*** Opening RECORDS SUPPLIED ***

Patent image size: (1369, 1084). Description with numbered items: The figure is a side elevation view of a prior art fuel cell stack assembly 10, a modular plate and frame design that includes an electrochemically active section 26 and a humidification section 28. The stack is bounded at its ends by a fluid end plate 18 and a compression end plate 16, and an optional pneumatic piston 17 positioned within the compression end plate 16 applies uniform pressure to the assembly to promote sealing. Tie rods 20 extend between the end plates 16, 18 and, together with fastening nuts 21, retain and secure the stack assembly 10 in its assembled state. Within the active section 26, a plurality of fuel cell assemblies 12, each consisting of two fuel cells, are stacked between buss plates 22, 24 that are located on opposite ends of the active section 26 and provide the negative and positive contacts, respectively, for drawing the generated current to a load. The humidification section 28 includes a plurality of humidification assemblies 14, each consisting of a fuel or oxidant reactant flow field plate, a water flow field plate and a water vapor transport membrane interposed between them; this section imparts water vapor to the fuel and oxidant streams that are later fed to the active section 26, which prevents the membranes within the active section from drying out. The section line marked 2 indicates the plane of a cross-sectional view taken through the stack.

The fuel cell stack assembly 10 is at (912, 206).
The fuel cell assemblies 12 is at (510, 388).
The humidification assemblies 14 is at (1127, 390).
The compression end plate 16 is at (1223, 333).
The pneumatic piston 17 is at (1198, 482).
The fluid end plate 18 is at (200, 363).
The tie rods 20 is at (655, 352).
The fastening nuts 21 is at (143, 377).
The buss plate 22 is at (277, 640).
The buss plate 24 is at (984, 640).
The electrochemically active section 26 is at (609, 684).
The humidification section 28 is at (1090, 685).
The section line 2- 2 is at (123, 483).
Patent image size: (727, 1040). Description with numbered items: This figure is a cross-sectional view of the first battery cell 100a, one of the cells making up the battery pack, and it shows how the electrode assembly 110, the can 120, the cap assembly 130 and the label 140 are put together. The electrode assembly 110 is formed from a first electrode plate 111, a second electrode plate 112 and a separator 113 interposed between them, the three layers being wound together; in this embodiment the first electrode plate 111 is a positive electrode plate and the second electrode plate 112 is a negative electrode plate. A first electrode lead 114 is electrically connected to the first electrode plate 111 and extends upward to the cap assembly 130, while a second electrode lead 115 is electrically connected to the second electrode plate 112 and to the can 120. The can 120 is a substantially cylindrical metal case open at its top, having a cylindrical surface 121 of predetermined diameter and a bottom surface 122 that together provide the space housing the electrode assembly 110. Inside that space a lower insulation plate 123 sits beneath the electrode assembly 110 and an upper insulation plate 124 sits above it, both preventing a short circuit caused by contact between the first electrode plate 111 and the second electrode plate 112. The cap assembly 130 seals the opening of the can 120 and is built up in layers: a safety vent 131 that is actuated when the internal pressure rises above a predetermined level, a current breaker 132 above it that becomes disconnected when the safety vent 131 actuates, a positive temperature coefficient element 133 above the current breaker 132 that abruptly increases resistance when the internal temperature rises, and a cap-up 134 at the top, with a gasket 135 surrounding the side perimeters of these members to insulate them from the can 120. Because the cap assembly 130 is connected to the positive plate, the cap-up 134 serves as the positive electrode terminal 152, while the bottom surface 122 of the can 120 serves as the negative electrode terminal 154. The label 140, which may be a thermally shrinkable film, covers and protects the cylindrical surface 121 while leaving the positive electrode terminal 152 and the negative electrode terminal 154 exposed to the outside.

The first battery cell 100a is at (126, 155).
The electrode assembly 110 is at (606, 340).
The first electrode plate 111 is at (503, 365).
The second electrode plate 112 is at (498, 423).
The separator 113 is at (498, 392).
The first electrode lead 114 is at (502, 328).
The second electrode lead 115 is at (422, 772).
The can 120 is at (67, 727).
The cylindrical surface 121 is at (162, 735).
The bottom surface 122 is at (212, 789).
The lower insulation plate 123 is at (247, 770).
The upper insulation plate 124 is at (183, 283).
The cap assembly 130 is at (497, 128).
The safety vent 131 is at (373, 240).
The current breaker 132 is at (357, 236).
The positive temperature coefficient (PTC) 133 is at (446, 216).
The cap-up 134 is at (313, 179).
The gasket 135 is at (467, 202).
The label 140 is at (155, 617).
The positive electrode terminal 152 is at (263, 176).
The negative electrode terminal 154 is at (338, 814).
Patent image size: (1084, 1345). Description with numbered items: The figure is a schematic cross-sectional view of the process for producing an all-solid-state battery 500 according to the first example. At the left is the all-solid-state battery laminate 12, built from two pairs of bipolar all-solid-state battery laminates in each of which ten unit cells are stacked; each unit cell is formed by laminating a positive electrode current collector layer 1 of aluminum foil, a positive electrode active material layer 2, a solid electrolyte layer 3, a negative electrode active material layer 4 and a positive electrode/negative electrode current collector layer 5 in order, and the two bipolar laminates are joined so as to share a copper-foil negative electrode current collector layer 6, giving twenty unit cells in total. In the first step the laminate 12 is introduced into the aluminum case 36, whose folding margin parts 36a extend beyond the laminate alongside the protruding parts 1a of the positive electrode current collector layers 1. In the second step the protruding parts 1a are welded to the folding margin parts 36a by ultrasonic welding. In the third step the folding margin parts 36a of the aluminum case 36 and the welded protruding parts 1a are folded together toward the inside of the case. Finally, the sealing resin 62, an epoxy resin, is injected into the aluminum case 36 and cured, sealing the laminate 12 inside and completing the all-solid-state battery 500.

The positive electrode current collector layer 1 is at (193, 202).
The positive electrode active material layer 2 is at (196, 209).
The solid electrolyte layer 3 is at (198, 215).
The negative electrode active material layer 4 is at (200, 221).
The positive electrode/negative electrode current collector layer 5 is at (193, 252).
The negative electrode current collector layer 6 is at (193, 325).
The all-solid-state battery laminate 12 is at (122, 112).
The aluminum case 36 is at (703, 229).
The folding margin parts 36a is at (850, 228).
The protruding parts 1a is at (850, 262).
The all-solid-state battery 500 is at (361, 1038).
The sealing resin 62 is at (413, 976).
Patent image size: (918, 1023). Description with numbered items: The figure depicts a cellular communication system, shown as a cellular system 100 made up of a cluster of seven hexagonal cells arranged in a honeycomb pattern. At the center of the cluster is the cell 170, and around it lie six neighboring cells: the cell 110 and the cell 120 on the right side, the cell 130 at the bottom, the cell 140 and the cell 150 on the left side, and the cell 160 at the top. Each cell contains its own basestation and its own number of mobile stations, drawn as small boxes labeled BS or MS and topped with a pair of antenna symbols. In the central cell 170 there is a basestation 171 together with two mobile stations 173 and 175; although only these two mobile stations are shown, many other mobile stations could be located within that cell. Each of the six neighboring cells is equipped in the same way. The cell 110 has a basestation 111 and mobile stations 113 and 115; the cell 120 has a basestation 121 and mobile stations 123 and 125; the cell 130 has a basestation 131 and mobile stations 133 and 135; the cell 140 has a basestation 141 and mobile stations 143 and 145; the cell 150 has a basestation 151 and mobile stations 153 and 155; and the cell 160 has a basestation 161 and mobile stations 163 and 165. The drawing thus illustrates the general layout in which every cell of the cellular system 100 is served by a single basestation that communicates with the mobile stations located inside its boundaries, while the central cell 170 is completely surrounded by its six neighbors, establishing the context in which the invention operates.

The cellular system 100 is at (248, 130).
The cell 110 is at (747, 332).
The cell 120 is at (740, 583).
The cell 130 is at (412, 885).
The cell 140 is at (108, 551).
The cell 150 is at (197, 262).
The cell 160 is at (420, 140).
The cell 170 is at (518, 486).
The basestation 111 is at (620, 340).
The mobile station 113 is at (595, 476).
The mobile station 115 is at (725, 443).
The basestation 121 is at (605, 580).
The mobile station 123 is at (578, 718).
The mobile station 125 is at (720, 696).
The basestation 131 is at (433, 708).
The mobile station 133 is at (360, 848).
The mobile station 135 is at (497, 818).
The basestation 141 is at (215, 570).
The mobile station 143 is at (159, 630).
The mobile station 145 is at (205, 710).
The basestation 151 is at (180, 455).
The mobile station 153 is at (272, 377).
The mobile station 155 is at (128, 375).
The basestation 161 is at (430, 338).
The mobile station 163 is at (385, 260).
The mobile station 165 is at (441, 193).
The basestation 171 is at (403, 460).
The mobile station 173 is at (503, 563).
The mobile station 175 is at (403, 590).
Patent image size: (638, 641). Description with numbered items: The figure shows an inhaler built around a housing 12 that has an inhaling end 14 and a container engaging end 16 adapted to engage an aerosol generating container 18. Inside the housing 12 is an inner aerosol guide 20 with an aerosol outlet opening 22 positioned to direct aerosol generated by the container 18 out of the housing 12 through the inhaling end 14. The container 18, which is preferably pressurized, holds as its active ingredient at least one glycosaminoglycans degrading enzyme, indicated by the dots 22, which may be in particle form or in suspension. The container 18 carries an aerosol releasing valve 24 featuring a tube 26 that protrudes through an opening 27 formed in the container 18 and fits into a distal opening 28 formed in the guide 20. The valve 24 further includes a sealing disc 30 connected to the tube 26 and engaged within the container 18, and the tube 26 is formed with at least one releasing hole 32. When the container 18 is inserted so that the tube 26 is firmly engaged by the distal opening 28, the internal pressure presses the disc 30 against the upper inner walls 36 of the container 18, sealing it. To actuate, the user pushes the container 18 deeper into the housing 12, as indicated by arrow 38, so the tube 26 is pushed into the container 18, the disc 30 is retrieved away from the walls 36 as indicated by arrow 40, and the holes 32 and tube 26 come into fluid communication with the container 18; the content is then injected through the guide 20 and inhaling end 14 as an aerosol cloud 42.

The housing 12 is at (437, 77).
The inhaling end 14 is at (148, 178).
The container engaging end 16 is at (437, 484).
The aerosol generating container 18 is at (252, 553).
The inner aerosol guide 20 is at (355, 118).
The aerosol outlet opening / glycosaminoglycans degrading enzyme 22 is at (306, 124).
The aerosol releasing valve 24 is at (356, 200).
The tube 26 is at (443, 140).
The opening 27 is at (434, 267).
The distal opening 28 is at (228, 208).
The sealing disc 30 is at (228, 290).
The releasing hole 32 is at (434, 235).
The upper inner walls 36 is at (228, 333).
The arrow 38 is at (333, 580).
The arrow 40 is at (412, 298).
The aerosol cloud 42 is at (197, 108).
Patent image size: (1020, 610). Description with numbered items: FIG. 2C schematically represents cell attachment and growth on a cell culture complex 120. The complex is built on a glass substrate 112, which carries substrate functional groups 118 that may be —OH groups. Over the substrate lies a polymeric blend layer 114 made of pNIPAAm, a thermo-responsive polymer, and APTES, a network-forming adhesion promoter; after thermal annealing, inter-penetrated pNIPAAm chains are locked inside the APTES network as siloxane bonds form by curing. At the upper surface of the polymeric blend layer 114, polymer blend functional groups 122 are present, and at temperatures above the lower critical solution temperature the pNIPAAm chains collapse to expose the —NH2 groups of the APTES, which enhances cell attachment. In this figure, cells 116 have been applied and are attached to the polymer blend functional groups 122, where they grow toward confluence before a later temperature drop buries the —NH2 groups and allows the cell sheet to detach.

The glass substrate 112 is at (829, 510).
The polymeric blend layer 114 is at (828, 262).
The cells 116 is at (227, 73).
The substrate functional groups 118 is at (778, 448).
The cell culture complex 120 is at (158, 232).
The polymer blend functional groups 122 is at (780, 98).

*** Closing RECORDS SUPPLIED ***

*TRY IT*
An exact copy of the lines from the one with "Patent image size: (1020, 610)." through the last line of the listing is the whole answer.

*RESULT BELOW*
Patent image size: (1020, 610). Description with numbered items: FIG. 2C schematically represents cell attachment and growth on a cell culture complex 120. The complex is built on a glass substrate 112, which carries substrate functional groups 118 that may be —OH groups. Over the substrate lies a polymeric blend layer 114 made of pNIPAAm, a thermo-responsive polymer, and APTES, a network-forming adhesion promoter; after thermal annealing, inter-penetrated pNIPAAm chains are locked inside the APTES network as siloxane bonds form by curing. At the upper surface of the polymeric blend layer 114, polymer blend functional groups 122 are present, and at temperatures above the lower critical solution temperature the pNIPAAm chains collapse to expose the —NH2 groups of the APTES, which enhances cell attachment. In this figure, cells 116 have been applied and are attached to the polymer blend functional groups 122, where they grow toward confluence before a later temperature drop buries the —NH2 groups and allows the cell sheet to detach.

The glass substrate 112 is at (829, 510).
The polymeric blend layer 114 is at (828, 262).
The cells 116 is at (227, 73).
The substrate functional groups 118 is at (778, 448).
The cell culture complex 120 is at (158, 232).
The polymer blend functional groups 122 is at (780, 98).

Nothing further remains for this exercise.